**Task details:**
Transcribe every one of the following records line by line, reproducing each line without any change.
··· Material for the task
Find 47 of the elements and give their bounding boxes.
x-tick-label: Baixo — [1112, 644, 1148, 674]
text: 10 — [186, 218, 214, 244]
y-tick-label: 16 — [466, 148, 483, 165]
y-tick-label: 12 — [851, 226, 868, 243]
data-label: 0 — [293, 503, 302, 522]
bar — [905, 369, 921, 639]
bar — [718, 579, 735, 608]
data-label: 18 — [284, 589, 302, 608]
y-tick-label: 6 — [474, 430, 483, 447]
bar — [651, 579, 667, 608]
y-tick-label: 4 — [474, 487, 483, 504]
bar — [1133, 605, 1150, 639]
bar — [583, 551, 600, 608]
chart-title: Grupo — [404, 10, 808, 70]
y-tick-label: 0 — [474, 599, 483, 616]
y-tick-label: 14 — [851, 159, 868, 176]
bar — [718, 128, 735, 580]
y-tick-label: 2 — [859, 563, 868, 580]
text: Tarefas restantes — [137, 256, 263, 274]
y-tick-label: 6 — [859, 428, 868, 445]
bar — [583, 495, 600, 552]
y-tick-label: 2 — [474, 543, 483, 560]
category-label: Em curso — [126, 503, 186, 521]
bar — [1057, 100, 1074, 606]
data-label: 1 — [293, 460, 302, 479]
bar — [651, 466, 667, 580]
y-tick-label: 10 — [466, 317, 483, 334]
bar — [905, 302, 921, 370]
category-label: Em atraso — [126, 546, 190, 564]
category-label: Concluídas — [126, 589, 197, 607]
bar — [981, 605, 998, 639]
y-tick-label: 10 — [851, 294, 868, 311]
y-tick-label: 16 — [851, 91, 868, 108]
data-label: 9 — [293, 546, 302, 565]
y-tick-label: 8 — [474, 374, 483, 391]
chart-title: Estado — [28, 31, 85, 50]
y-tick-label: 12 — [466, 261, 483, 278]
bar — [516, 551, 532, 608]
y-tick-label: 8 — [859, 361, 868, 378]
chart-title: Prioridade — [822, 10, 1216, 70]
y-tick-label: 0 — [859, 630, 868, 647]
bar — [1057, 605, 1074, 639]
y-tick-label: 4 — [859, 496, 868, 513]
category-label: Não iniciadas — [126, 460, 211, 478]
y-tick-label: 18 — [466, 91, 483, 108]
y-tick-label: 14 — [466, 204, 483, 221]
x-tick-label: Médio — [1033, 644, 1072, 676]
······
**Task answer:**
Find 47 of the elements and give their bounding boxes.
x-tick-label: Baixo — [1112, 644, 1148, 674]
text: 10 — [186, 218, 214, 244]
y-tick-label: 16 — [466, 148, 483, 165]
y-tick-label: 12 — [851, 226, 868, 243]
data-label: 0 — [293, 503, 302, 522]
bar — [905, 369, 921, 639]
bar — [718, 579, 735, 608]
data-label: 18 — [284, 589, 302, 608]
y-tick-label: 6 — [474, 430, 483, 447]
bar — [651, 579, 667, 608]
y-tick-label: 4 — [474, 487, 483, 504]
bar — [1133, 605, 1150, 639]
bar — [583, 551, 600, 608]
chart-title: Grupo — [404, 10, 808, 70]
y-tick-label: 0 — [474, 599, 483, 616]
y-tick-label: 14 — [851, 159, 868, 176]
bar — [718, 128, 735, 580]
y-tick-label: 2 — [859, 563, 868, 580]
text: Tarefas restantes — [137, 256, 263, 274]
y-tick-label: 6 — [859, 428, 868, 445]
bar — [583, 495, 600, 552]
y-tick-label: 2 — [474, 543, 483, 560]
category-label: Em curso — [126, 503, 186, 521]
bar — [1057, 100, 1074, 606]
data-label: 1 — [293, 460, 302, 479]
bar — [651, 466, 667, 580]
y-tick-label: 10 — [466, 317, 483, 334]
bar — [905, 302, 921, 370]
category-label: Em atraso — [126, 546, 190, 564]
category-label: Concluídas — [126, 589, 197, 607]
bar — [981, 605, 998, 639]
y-tick-label: 10 — [851, 294, 868, 311]
y-tick-label: 16 — [851, 91, 868, 108]
data-label: 9 — [293, 546, 302, 565]
y-tick-label: 8 — [474, 374, 483, 391]
chart-title: Estado — [28, 31, 85, 50]
y-tick-label: 12 — [466, 261, 483, 278]
bar — [516, 551, 532, 608]
y-tick-label: 8 — [859, 361, 868, 378]
chart-title: Prioridade — [822, 10, 1216, 70]
y-tick-label: 0 — [859, 630, 868, 647]
bar — [1057, 605, 1074, 639]
y-tick-label: 4 — [859, 496, 868, 513]
category-label: Não iniciadas — [126, 460, 211, 478]
y-tick-label: 18 — [466, 91, 483, 108]
y-tick-label: 14 — [466, 204, 483, 221]
x-tick-label: Médio — [1033, 644, 1072, 676]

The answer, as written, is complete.